***** RAW DATA

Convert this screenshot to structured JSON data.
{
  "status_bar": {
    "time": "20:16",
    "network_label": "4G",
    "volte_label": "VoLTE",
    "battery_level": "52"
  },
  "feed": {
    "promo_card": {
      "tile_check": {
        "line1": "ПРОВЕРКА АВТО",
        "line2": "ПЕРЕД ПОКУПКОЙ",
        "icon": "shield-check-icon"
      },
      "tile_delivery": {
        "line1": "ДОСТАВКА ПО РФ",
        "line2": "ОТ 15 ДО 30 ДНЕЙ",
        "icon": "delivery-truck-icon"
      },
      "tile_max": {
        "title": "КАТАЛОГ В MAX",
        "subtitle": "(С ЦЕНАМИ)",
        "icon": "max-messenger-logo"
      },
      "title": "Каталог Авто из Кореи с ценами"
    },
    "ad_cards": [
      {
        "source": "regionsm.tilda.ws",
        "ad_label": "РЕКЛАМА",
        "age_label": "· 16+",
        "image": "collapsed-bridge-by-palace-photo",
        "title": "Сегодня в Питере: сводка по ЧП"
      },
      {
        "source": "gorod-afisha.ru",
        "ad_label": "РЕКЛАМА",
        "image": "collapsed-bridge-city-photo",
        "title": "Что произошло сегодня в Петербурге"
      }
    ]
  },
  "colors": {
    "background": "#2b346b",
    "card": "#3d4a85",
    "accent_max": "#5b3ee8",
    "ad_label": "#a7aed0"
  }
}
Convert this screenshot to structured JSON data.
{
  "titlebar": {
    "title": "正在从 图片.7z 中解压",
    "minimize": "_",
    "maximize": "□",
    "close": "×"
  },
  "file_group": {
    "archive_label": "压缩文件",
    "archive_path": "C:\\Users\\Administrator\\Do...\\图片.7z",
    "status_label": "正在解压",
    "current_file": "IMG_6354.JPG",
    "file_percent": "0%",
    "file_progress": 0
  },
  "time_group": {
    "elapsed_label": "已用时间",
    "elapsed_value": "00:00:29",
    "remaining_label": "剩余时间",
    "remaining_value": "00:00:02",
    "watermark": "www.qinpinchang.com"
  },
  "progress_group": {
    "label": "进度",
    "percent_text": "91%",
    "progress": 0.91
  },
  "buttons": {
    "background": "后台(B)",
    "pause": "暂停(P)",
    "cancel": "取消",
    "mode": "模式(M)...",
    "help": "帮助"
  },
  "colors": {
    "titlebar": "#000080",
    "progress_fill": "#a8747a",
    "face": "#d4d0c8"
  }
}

**********

PROBLEM:
Print the entries exactly. Include every one.

SOLUTION TO THIS PROBLEM:
Convert this screenshot to structured JSON data.
{
  "status_bar": {
    "time": "20:16",
    "network_label": "4G",
    "volte_label": "VoLTE",
    "battery_level": "52"
  },
  "feed": {
    "promo_card": {
      "tile_check": {
        "line1": "ПРОВЕРКА АВТО",
        "line2": "ПЕРЕД ПОКУПКОЙ",
        "icon": "shield-check-icon"
      },
      "tile_delivery": {
        "line1": "ДОСТАВКА ПО РФ",
        "line2": "ОТ 15 ДО 30 ДНЕЙ",
        "icon": "delivery-truck-icon"
      },
      "tile_max": {
        "title": "КАТАЛОГ В MAX",
        "subtitle": "(С ЦЕНАМИ)",
        "icon": "max-messenger-logo"
      },
      "title": "Каталог Авто из Кореи с ценами"
    },
    "ad_cards": [
      {
        "source": "regionsm.tilda.ws",
        "ad_label": "РЕКЛАМА",
        "age_label": "· 16+",
        "image": "collapsed-bridge-by-palace-photo",
        "title": "Сегодня в Питере: сводка по ЧП"
      },
      {
        "source": "gorod-afisha.ru",
        "ad_label": "РЕКЛАМА",
        "image": "collapsed-bridge-city-photo",
        "title": "Что произошло сегодня в Петербурге"
      }
    ]
  },
  "colors": {
    "background": "#2b346b",
    "card": "#3d4a85",
    "accent_max": "#5b3ee8",
    "ad_label": "#a7aed0"
  }
}
Convert this screenshot to structured JSON data.
{
  "titlebar": {
    "title": "正在从 图片.7z 中解压",
    "minimize": "_",
    "maximize": "□",
    "close": "×"
  },
  "file_group": {
    "archive_label": "压缩文件",
    "archive_path": "C:\\Users\\Administrator\\Do...\\图片.7z",
    "status_label": "正在解压",
    "current_file": "IMG_6354.JPG",
    "file_percent": "0%",
    "file_progress": 0
  },
  "time_group": {
    "elapsed_label": "已用时间",
    "elapsed_value": "00:00:29",
    "remaining_label": "剩余时间",
    "remaining_value": "00:00:02",
    "watermark": "www.qinpinchang.com"
  },
  "progress_group": {
    "label": "进度",
    "percent_text": "91%",
    "progress": 0.91
  },
  "buttons": {
    "background": "后台(B)",
    "pause": "暂停(P)",
    "cancel": "取消",
    "mode": "模式(M)...",
    "help": "帮助"
  },
  "colors": {
    "titlebar": "#000080",
    "progress_fill": "#a8747a",
    "face": "#d4d0c8"
  }
}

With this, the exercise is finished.